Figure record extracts
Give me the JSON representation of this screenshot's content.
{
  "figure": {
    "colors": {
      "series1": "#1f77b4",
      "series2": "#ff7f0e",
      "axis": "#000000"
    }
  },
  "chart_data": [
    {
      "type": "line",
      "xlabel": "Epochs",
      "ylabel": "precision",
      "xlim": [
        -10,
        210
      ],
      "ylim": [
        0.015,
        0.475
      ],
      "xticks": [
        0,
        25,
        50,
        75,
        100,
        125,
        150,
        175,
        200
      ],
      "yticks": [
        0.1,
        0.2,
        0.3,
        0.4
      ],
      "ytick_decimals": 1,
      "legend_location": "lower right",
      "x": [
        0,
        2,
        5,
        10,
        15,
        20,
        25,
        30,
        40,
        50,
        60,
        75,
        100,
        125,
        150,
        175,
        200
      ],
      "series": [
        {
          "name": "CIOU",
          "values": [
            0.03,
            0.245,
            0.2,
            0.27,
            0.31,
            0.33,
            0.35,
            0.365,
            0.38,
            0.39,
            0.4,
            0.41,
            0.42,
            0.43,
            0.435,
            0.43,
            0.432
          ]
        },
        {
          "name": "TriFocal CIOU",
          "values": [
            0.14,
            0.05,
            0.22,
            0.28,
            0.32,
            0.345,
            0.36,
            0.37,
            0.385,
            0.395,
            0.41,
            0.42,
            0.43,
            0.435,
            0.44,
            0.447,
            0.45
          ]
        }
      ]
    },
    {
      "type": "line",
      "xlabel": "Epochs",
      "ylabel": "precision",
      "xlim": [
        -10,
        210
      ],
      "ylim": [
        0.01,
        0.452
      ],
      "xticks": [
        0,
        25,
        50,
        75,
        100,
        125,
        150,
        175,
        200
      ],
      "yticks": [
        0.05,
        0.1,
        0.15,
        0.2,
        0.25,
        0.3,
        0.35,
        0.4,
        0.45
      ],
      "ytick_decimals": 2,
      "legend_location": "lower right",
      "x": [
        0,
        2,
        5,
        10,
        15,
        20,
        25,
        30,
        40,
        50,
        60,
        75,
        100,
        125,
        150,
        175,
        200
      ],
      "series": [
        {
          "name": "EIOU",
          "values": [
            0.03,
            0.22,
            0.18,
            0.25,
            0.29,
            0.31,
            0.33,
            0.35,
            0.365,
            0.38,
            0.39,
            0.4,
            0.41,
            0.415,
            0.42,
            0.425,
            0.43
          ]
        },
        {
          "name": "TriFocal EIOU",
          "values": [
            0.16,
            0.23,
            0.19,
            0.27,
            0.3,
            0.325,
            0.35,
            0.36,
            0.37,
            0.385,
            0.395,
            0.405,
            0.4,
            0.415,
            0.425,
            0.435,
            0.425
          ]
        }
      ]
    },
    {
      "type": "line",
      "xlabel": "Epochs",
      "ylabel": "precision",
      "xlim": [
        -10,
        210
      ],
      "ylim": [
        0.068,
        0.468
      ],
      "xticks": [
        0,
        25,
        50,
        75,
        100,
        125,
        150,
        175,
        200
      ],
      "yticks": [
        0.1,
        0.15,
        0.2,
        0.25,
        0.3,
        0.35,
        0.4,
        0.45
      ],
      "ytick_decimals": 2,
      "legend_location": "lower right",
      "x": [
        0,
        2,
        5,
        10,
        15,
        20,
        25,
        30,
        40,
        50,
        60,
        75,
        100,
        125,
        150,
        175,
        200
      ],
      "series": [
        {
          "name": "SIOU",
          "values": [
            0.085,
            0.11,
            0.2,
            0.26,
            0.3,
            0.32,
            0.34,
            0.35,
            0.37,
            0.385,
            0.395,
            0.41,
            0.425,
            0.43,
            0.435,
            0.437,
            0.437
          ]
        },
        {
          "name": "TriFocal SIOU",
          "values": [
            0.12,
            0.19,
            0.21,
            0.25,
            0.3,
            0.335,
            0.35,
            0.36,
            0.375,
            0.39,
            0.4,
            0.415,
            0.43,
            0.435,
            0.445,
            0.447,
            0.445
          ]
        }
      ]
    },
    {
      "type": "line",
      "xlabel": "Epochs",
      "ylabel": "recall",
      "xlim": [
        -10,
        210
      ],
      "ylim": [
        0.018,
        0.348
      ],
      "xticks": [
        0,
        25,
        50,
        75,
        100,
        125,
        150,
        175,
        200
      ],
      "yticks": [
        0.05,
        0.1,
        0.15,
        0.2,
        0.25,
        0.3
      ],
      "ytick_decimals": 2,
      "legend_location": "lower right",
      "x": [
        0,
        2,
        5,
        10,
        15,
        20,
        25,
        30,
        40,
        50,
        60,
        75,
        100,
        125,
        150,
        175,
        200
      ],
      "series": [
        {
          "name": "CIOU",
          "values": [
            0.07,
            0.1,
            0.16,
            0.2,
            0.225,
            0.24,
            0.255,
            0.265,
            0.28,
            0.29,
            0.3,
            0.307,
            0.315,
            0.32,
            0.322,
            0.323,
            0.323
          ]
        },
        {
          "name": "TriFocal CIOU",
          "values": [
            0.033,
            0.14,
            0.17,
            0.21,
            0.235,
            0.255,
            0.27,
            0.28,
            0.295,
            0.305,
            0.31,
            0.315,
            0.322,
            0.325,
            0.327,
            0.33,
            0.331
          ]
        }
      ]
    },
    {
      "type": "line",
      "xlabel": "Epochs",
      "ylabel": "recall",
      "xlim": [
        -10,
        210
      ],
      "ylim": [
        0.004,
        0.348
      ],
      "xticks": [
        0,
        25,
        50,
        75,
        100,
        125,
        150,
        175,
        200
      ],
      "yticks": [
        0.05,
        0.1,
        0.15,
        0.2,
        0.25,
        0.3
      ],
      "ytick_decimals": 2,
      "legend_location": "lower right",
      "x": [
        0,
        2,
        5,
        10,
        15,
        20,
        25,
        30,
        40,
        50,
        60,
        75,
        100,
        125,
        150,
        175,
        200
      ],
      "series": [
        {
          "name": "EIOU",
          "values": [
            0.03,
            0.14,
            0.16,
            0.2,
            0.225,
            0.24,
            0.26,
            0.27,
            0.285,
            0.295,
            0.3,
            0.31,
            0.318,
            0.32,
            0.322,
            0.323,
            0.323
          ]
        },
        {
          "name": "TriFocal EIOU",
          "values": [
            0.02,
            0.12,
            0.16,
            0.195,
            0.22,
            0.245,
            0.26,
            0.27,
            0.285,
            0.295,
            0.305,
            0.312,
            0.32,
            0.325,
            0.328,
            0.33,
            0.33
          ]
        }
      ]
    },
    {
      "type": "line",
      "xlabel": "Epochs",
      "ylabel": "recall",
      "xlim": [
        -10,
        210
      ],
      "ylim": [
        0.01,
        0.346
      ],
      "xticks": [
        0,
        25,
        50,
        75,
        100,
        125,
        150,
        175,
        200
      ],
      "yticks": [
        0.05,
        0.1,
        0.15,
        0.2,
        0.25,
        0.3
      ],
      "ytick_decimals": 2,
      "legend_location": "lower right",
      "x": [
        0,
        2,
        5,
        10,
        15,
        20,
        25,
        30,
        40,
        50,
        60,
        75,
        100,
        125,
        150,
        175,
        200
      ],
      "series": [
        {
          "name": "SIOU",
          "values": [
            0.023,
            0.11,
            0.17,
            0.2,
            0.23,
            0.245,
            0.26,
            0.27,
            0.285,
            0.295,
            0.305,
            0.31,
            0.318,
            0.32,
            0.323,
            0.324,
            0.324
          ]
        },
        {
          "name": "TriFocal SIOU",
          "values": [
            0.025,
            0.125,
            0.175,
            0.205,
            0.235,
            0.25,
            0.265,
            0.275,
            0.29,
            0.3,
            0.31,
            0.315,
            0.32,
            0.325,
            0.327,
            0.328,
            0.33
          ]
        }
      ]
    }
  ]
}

Work to be completed: Write out the full set of records exactly as given.

Answer for the task:
Give me the JSON representation of this screenshot's content.
{
  "figure": {
    "colors": {
      "series1": "#1f77b4",
      "series2": "#ff7f0e",
      "axis": "#000000"
    }
  },
  "chart_data": [
    {
      "type": "line",
      "xlabel": "Epochs",
      "ylabel": "precision",
      "xlim": [
        -10,
        210
      ],
      "ylim": [
        0.015,
        0.475
      ],
      "xticks": [
        0,
        25,
        50,
        75,
        100,
        125,
        150,
        175,
        200
      ],
      "yticks": [
        0.1,
        0.2,
        0.3,
        0.4
      ],
      "ytick_decimals": 1,
      "legend_location": "lower right",
      "x": [
        0,
        2,
        5,
        10,
        15,
        20,
        25,
        30,
        40,
        50,
        60,
        75,
        100,
        125,
        150,
        175,
        200
      ],
      "series": [
        {
          "name": "CIOU",
          "values": [
            0.03,
            0.245,
            0.2,
            0.27,
            0.31,
            0.33,
            0.35,
            0.365,
            0.38,
            0.39,
            0.4,
            0.41,
            0.42,
            0.43,
            0.435,
            0.43,
            0.432
          ]
        },
        {
          "name": "TriFocal CIOU",
          "values": [
            0.14,
            0.05,
            0.22,
            0.28,
            0.32,
            0.345,
            0.36,
            0.37,
            0.385,
            0.395,
            0.41,
            0.42,
            0.43,
            0.435,
            0.44,
            0.447,
            0.45
          ]
        }
      ]
    },
    {
      "type": "line",
      "xlabel": "Epochs",
      "ylabel": "precision",
      "xlim": [
        -10,
        210
      ],
      "ylim": [
        0.01,
        0.452
      ],
      "xticks": [
        0,
        25,
        50,
        75,
        100,
        125,
        150,
        175,
        200
      ],
      "yticks": [
        0.05,
        0.1,
        0.15,
        0.2,
        0.25,
        0.3,
        0.35,
        0.4,
        0.45
      ],
      "ytick_decimals": 2,
      "legend_location": "lower right",
      "x": [
        0,
        2,
        5,
        10,
        15,
        20,
        25,
        30,
        40,
        50,
        60,
        75,
        100,
        125,
        150,
        175,
        200
      ],
      "series": [
        {
          "name": "EIOU",
          "values": [
            0.03,
            0.22,
            0.18,
            0.25,
            0.29,
            0.31,
            0.33,
            0.35,
            0.365,
            0.38,
            0.39,
            0.4,
            0.41,
            0.415,
            0.42,
            0.425,
            0.43
          ]
        },
        {
          "name": "TriFocal EIOU",
          "values": [
            0.16,
            0.23,
            0.19,
            0.27,
            0.3,
            0.325,
            0.35,
            0.36,
            0.37,
            0.385,
            0.395,
            0.405,
            0.4,
            0.415,
            0.425,
            0.435,
            0.425
          ]
        }
      ]
    },
    {
      "type": "line",
      "xlabel": "Epochs",
      "ylabel": "precision",
      "xlim": [
        -10,
        210
      ],
      "ylim": [
        0.068,
        0.468
      ],
      "xticks": [
        0,
        25,
        50,
        75,
        100,
        125,
        150,
        175,
        200
      ],
      "yticks": [
        0.1,
        0.15,
        0.2,
        0.25,
        0.3,
        0.35,
        0.4,
        0.45
      ],
      "ytick_decimals": 2,
      "legend_location": "lower right",
      "x": [
        0,
        2,
        5,
        10,
        15,
        20,
        25,
        30,
        40,
        50,
        60,
        75,
        100,
        125,
        150,
        175,
        200
      ],
      "series": [
        {
          "name": "SIOU",
          "values": [
            0.085,
            0.11,
            0.2,
            0.26,
            0.3,
            0.32,
            0.34,
            0.35,
            0.37,
            0.385,
            0.395,
            0.41,
            0.425,
            0.43,
            0.435,
            0.437,
            0.437
          ]
        },
        {
          "name": "TriFocal SIOU",
          "values": [
            0.12,
            0.19,
            0.21,
            0.25,
            0.3,
            0.335,
            0.35,
            0.36,
            0.375,
            0.39,
            0.4,
            0.415,
            0.43,
            0.435,
            0.445,
            0.447,
            0.445
          ]
        }
      ]
    },
    {
      "type": "line",
      "xlabel": "Epochs",
      "ylabel": "recall",
      "xlim": [
        -10,
        210
      ],
      "ylim": [
        0.018,
        0.348
      ],
      "xticks": [
        0,
        25,
        50,
        75,
        100,
        125,
        150,
        175,
        200
      ],
      "yticks": [
        0.05,
        0.1,
        0.15,
        0.2,
        0.25,
        0.3
      ],
      "ytick_decimals": 2,
      "legend_location": "lower right",
      "x": [
        0,
        2,
        5,
        10,
        15,
        20,
        25,
        30,
        40,
        50,
        60,
        75,
        100,
        125,
        150,
        175,
        200
      ],
      "series": [
        {
          "name": "CIOU",
          "values": [
            0.07,
            0.1,
            0.16,
            0.2,
            0.225,
            0.24,
            0.255,
            0.265,
            0.28,
            0.29,
            0.3,
            0.307,
            0.315,
            0.32,
            0.322,
            0.323,
            0.323
          ]
        },
        {
          "name": "TriFocal CIOU",
          "values": [
            0.033,
            0.14,
            0.17,
            0.21,
            0.235,
            0.255,
            0.27,
            0.28,
            0.295,
            0.305,
            0.31,
            0.315,
            0.322,
            0.325,
            0.327,
            0.33,
            0.331
          ]
        }
      ]
    },
    {
      "type": "line",
      "xlabel": "Epochs",
      "ylabel": "recall",
      "xlim": [
        -10,
        210
      ],
      "ylim": [
        0.004,
        0.348
      ],
      "xticks": [
        0,
        25,
        50,
        75,
        100,
        125,
        150,
        175,
        200
      ],
      "yticks": [
        0.05,
        0.1,
        0.15,
        0.2,
        0.25,
        0.3
      ],
      "ytick_decimals": 2,
      "legend_location": "lower right",
      "x": [
        0,
        2,
        5,
        10,
        15,
        20,
        25,
        30,
        40,
        50,
        60,
        75,
        100,
        125,
        150,
        175,
        200
      ],
      "series": [
        {
          "name": "EIOU",
          "values": [
            0.03,
            0.14,
            0.16,
            0.2,
            0.225,
            0.24,
            0.26,
            0.27,
            0.285,
            0.295,
            0.3,
            0.31,
            0.318,
            0.32,
            0.322,
            0.323,
            0.323
          ]
        },
        {
          "name": "TriFocal EIOU",
          "values": [
            0.02,
            0.12,
            0.16,
            0.195,
            0.22,
            0.245,
            0.26,
            0.27,
            0.285,
            0.295,
            0.305,
            0.312,
            0.32,
            0.325,
            0.328,
            0.33,
            0.33
          ]
        }
      ]
    },
    {
      "type": "line",
      "xlabel": "Epochs",
      "ylabel": "recall",
      "xlim": [
        -10,
        210
      ],
      "ylim": [
        0.01,
        0.346
      ],
      "xticks": [
        0,
        25,
        50,
        75,
        100,
        125,
        150,
        175,
        200
      ],
      "yticks": [
        0.05,
        0.1,
        0.15,
        0.2,
        0.25,
        0.3
      ],
      "ytick_decimals": 2,
      "legend_location": "lower right",
      "x": [
        0,
        2,
        5,
        10,
        15,
        20,
        25,
        30,
        40,
        50,
        60,
        75,
        100,
        125,
        150,
        175,
        200
      ],
      "series": [
        {
          "name": "SIOU",
          "values": [
            0.023,
            0.11,
            0.17,
            0.2,
            0.23,
            0.245,
            0.26,
            0.27,
            0.285,
            0.295,
            0.305,
            0.31,
            0.318,
            0.32,
            0.323,
            0.324,
            0.324
          ]
        },
        {
          "name": "TriFocal SIOU",
          "values": [
            0.025,
            0.125,
            0.175,
            0.205,
            0.235,
            0.25,
            0.265,
            0.275,
            0.29,
            0.3,
            0.31,
            0.315,
            0.32,
            0.325,
            0.327,
            0.328,
            0.33
          ]
        }
      ]
    }
  ]
}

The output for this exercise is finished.